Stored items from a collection
§ §

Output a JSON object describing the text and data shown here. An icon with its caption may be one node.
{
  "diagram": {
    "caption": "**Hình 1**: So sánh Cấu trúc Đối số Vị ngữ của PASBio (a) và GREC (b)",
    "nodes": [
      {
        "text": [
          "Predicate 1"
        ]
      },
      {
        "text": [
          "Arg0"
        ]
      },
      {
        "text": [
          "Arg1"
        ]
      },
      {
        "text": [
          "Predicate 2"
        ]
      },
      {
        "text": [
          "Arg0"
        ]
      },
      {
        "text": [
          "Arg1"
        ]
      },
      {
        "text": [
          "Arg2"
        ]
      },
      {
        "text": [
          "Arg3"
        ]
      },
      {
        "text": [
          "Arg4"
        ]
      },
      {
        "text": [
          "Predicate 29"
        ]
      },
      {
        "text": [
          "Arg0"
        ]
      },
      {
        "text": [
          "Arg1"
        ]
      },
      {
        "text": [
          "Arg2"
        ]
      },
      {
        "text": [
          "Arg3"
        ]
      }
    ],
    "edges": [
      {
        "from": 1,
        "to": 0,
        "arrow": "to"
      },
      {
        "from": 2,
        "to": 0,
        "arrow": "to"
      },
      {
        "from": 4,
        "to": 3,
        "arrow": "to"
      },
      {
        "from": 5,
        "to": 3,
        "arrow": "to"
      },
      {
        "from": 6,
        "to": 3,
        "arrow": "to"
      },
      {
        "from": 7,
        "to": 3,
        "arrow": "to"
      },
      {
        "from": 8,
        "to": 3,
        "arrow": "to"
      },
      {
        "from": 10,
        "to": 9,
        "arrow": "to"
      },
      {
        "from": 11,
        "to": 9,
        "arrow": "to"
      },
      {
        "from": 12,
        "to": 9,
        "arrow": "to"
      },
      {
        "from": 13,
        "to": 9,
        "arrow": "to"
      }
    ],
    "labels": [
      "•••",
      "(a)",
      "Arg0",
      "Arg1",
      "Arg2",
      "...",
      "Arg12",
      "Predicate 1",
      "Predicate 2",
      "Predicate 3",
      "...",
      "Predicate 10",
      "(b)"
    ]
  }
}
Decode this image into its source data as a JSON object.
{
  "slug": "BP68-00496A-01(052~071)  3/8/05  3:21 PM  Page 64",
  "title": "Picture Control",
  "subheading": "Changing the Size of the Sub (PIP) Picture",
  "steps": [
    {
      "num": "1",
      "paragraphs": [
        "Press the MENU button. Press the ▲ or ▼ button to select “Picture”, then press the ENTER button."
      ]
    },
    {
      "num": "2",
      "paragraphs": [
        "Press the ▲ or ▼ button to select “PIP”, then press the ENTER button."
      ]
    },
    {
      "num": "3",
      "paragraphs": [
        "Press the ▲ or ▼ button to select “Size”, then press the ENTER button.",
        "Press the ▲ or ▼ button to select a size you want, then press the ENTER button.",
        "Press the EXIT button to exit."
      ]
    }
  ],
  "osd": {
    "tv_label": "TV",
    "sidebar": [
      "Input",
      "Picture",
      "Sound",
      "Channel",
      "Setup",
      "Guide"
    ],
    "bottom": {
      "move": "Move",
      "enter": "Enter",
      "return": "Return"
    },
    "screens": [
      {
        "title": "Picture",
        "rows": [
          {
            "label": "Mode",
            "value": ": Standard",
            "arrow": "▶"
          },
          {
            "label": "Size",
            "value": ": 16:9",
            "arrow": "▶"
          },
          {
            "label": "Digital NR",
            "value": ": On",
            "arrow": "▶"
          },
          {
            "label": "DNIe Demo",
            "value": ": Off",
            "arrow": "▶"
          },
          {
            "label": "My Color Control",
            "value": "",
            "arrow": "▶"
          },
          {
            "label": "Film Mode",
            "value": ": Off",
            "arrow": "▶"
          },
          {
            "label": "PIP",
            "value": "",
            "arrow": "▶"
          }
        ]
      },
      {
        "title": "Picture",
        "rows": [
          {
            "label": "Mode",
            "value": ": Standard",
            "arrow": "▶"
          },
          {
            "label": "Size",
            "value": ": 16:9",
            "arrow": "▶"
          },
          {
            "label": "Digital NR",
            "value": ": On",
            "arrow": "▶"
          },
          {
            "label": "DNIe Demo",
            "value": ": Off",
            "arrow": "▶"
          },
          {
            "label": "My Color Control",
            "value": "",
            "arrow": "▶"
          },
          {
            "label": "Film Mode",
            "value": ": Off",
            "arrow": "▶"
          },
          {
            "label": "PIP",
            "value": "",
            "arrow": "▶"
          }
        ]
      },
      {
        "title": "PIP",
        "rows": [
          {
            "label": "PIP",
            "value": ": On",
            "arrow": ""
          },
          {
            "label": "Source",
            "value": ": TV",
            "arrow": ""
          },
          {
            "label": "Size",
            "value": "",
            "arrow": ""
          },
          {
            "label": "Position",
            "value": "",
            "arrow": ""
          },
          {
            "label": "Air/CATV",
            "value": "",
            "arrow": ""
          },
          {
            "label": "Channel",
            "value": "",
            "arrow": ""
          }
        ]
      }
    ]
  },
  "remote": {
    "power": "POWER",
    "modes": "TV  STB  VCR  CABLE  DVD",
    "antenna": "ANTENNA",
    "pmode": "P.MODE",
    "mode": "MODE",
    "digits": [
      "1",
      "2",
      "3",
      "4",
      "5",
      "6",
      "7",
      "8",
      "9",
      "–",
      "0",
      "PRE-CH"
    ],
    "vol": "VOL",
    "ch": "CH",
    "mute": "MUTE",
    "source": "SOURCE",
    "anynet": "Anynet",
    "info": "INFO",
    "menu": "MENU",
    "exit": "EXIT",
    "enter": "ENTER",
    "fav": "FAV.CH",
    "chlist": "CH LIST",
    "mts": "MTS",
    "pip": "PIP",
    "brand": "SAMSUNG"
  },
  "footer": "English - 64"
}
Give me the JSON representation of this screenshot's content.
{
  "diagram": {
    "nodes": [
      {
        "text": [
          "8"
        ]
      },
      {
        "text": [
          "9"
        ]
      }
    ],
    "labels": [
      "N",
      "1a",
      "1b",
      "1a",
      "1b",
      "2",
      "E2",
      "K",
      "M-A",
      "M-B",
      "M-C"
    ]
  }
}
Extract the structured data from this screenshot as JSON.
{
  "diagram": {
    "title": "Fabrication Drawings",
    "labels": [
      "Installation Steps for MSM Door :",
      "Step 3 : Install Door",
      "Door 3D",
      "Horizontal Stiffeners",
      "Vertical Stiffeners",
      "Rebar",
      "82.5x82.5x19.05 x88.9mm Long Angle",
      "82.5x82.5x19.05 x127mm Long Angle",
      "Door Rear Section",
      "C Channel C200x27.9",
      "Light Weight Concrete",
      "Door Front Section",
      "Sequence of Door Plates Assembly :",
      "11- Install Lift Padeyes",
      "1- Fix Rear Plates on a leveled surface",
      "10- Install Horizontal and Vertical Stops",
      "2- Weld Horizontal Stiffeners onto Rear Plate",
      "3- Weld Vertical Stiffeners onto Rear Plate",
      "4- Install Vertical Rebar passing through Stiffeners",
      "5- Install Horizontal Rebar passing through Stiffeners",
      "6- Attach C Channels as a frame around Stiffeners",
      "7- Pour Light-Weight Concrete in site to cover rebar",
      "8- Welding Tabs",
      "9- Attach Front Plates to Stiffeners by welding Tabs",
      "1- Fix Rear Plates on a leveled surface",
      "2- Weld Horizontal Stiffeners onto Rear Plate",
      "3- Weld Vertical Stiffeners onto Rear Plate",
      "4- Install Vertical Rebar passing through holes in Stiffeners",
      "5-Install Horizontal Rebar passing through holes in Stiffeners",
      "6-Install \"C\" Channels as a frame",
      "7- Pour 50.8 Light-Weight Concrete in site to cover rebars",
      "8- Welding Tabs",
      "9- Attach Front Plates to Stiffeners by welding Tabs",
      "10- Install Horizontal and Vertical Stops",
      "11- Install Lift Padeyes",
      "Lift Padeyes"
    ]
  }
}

§ §

Extract every line containing the string "Weight" from the material.

      "Light Weight Concrete",
      "7- Pour Light-Weight Concrete in site to cover rebar",
      "7- Pour 50.8 Light-Weight Concrete in site to cover rebars",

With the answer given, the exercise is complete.